■ **Exercise goal**:
Reproduce word for word the passage of the news report below on the Google subpoena that begins at the words "Google has refused" and stops after "cheap storage costs.".

[Document passage]

Posted on 01/19/2006 10:36:33 AM PST by flashbunny
The Bush administration, seeking to revive an online pornography law struck down by the U.S. Supreme Court, has subpoenaed Google Inc. for details on what its users have been looking for through its popular search engine.
Google has refused to comply with the subpoena, issued last year, for a broad range of material from its databases, including a request for 1 million random Web addresses and records of all Google searches from any one-week period, lawyers for the U.S. Justice Department said in papers filed Wednesday in federal court in San Jose.
Privacy advocates have been increasingly scrutinizing Google's practices as the company expands its offerings to include e-mail, driving directions, photo-sharing, instant messaging and Web journals.
Although Google pledges to protect personal information, the company's privacy policy says it complies with legal and government requests. Google also has no stated guidelines on how long it keeps data, leading critics to warn that retention is potentially forever given cheap storage costs.
The government contends it needs the data to determine how often pornography shows up in online searches as part of an effort to revive an Internet child protection law that was struck down two years ago by the U.S. Supreme Court on free-speech grounds.

[/Document passage]
[Data under study]

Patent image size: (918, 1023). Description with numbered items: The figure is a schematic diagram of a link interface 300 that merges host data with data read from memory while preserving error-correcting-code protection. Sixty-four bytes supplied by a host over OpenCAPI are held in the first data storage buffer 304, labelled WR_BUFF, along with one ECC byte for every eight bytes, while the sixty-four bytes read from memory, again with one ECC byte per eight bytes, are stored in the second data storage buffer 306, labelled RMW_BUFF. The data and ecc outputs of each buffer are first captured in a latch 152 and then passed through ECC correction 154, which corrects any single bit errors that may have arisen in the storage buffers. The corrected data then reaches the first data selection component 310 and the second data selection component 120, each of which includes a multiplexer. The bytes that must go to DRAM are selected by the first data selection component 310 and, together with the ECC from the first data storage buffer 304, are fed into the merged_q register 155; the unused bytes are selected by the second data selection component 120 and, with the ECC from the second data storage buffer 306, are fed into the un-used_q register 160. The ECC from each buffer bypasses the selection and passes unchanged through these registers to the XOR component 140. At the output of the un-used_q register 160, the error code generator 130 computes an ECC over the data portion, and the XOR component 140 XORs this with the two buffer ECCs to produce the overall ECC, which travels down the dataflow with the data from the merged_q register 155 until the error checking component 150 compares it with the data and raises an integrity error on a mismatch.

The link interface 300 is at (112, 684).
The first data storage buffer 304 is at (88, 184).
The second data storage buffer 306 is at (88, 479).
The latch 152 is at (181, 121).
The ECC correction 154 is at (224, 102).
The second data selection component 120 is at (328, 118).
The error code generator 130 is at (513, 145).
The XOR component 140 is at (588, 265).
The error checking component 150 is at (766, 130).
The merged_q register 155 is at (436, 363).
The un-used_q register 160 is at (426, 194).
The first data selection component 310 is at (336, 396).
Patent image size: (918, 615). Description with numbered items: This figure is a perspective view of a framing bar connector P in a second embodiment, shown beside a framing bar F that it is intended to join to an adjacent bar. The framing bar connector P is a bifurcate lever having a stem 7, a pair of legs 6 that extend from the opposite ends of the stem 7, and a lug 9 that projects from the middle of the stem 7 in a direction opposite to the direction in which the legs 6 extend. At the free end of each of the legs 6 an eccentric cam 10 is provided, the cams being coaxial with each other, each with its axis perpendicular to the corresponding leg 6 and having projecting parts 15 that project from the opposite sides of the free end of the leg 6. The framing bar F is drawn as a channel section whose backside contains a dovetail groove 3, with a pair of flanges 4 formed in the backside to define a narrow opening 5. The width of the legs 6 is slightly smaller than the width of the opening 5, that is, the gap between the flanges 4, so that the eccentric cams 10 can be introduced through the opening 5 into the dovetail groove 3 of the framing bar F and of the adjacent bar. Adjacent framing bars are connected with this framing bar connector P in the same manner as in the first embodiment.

[/Data under study]

■ **Reply to the task**:
Google has refused to comply with the subpoena, issued last year, for a broad range of material from its databases, including a request for 1 million random Web addresses and records of all Google searches from any one-week period, lawyers for the U.S. Justice Department said in papers filed Wednesday in federal court in San Jose.
Privacy advocates have been increasingly scrutinizing Google's practices as the company expands its offerings to include e-mail, driving directions, photo-sharing, instant messaging and Web journals.
Although Google pledges to protect personal information, the company's privacy policy says it complies with legal and government requests. Google also has no stated guidelines on how long it keeps data, leading critics to warn that retention is potentially forever given cheap storage costs.